#### [What you need to do]
Write out every one of the lines below without altering anything, and leave the picture out of your answer.

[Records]
»»

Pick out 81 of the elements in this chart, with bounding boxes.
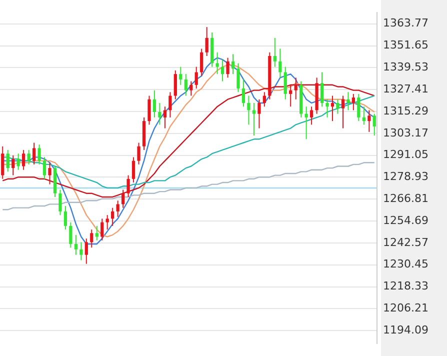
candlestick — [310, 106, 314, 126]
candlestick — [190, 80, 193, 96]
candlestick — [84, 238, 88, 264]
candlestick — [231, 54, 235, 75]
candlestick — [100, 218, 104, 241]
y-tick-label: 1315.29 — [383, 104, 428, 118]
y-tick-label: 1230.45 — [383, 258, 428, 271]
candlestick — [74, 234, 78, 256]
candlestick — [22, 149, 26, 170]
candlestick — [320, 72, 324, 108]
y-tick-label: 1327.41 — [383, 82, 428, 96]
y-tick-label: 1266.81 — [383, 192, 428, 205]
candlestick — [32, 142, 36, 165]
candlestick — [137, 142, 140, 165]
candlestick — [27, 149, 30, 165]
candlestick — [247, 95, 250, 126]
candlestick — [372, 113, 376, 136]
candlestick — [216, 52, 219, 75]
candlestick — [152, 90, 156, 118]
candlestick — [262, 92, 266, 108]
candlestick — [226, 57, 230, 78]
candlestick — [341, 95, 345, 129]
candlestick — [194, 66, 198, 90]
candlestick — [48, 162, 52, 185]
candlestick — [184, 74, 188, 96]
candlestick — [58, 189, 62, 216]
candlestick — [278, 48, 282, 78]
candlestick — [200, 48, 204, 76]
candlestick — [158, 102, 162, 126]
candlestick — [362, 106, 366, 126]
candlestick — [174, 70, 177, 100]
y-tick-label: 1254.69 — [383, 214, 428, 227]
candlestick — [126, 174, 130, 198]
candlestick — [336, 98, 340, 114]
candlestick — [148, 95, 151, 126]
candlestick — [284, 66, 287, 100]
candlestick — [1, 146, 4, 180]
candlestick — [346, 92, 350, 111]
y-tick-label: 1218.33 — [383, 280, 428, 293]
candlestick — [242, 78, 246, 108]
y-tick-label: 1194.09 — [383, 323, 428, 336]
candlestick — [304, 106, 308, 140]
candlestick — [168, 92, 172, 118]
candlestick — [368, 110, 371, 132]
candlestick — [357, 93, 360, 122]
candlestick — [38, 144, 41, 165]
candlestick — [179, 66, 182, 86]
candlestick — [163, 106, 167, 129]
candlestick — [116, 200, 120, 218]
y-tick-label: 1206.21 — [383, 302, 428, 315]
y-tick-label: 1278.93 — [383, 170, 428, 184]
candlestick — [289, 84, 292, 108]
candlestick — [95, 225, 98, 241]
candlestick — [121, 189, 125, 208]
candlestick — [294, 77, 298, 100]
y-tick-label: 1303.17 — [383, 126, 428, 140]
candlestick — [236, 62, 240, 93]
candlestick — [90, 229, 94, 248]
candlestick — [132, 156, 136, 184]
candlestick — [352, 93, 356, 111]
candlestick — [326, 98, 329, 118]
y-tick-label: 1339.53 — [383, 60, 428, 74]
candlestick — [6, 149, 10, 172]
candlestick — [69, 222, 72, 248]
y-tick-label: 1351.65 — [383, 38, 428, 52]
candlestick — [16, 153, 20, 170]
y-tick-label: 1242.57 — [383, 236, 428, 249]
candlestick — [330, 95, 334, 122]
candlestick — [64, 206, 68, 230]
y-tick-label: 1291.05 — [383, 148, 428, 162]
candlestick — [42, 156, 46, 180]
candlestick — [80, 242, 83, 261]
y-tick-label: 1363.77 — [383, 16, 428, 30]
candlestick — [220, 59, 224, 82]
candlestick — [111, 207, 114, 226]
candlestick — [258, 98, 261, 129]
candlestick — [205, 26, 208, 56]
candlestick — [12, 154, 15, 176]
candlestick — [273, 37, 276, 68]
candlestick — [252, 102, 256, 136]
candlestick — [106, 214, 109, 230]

««

#### [Response to the exercise]
Pick out 81 of the elements in this chart, with bounding boxes.
candlestick — [310, 106, 314, 126]
candlestick — [190, 80, 193, 96]
candlestick — [84, 238, 88, 264]
candlestick — [231, 54, 235, 75]
candlestick — [100, 218, 104, 241]
y-tick-label: 1315.29 — [383, 104, 428, 118]
y-tick-label: 1230.45 — [383, 258, 428, 271]
candlestick — [74, 234, 78, 256]
candlestick — [22, 149, 26, 170]
candlestick — [320, 72, 324, 108]
y-tick-label: 1327.41 — [383, 82, 428, 96]
y-tick-label: 1266.81 — [383, 192, 428, 205]
candlestick — [32, 142, 36, 165]
candlestick — [137, 142, 140, 165]
candlestick — [27, 149, 30, 165]
candlestick — [247, 95, 250, 126]
candlestick — [372, 113, 376, 136]
candlestick — [216, 52, 219, 75]
candlestick — [152, 90, 156, 118]
candlestick — [262, 92, 266, 108]
candlestick — [226, 57, 230, 78]
candlestick — [341, 95, 345, 129]
candlestick — [194, 66, 198, 90]
candlestick — [48, 162, 52, 185]
candlestick — [184, 74, 188, 96]
candlestick — [58, 189, 62, 216]
candlestick — [278, 48, 282, 78]
candlestick — [200, 48, 204, 76]
candlestick — [158, 102, 162, 126]
candlestick — [362, 106, 366, 126]
candlestick — [174, 70, 177, 100]
y-tick-label: 1254.69 — [383, 214, 428, 227]
candlestick — [126, 174, 130, 198]
candlestick — [336, 98, 340, 114]
candlestick — [148, 95, 151, 126]
candlestick — [284, 66, 287, 100]
candlestick — [1, 146, 4, 180]
candlestick — [346, 92, 350, 111]
y-tick-label: 1218.33 — [383, 280, 428, 293]
candlestick — [242, 78, 246, 108]
y-tick-label: 1194.09 — [383, 323, 428, 336]
candlestick — [304, 106, 308, 140]
candlestick — [168, 92, 172, 118]
candlestick — [368, 110, 371, 132]
candlestick — [357, 93, 360, 122]
candlestick — [38, 144, 41, 165]
candlestick — [179, 66, 182, 86]
candlestick — [163, 106, 167, 129]
candlestick — [116, 200, 120, 218]
y-tick-label: 1206.21 — [383, 302, 428, 315]
y-tick-label: 1278.93 — [383, 170, 428, 184]
candlestick — [289, 84, 292, 108]
candlestick — [95, 225, 98, 241]
candlestick — [121, 189, 125, 208]
candlestick — [294, 77, 298, 100]
y-tick-label: 1303.17 — [383, 126, 428, 140]
candlestick — [236, 62, 240, 93]
candlestick — [90, 229, 94, 248]
candlestick — [132, 156, 136, 184]
candlestick — [352, 93, 356, 111]
candlestick — [326, 98, 329, 118]
y-tick-label: 1339.53 — [383, 60, 428, 74]
candlestick — [6, 149, 10, 172]
candlestick — [69, 222, 72, 248]
y-tick-label: 1351.65 — [383, 38, 428, 52]
candlestick — [16, 153, 20, 170]
y-tick-label: 1242.57 — [383, 236, 428, 249]
candlestick — [330, 95, 334, 122]
candlestick — [64, 206, 68, 230]
y-tick-label: 1291.05 — [383, 148, 428, 162]
candlestick — [42, 156, 46, 180]
candlestick — [80, 242, 83, 261]
y-tick-label: 1363.77 — [383, 16, 428, 30]
candlestick — [220, 59, 224, 82]
candlestick — [111, 207, 114, 226]
candlestick — [258, 98, 261, 129]
candlestick — [205, 26, 208, 56]
candlestick — [12, 154, 15, 176]
candlestick — [273, 37, 276, 68]
candlestick — [252, 102, 256, 136]
candlestick — [106, 214, 109, 230]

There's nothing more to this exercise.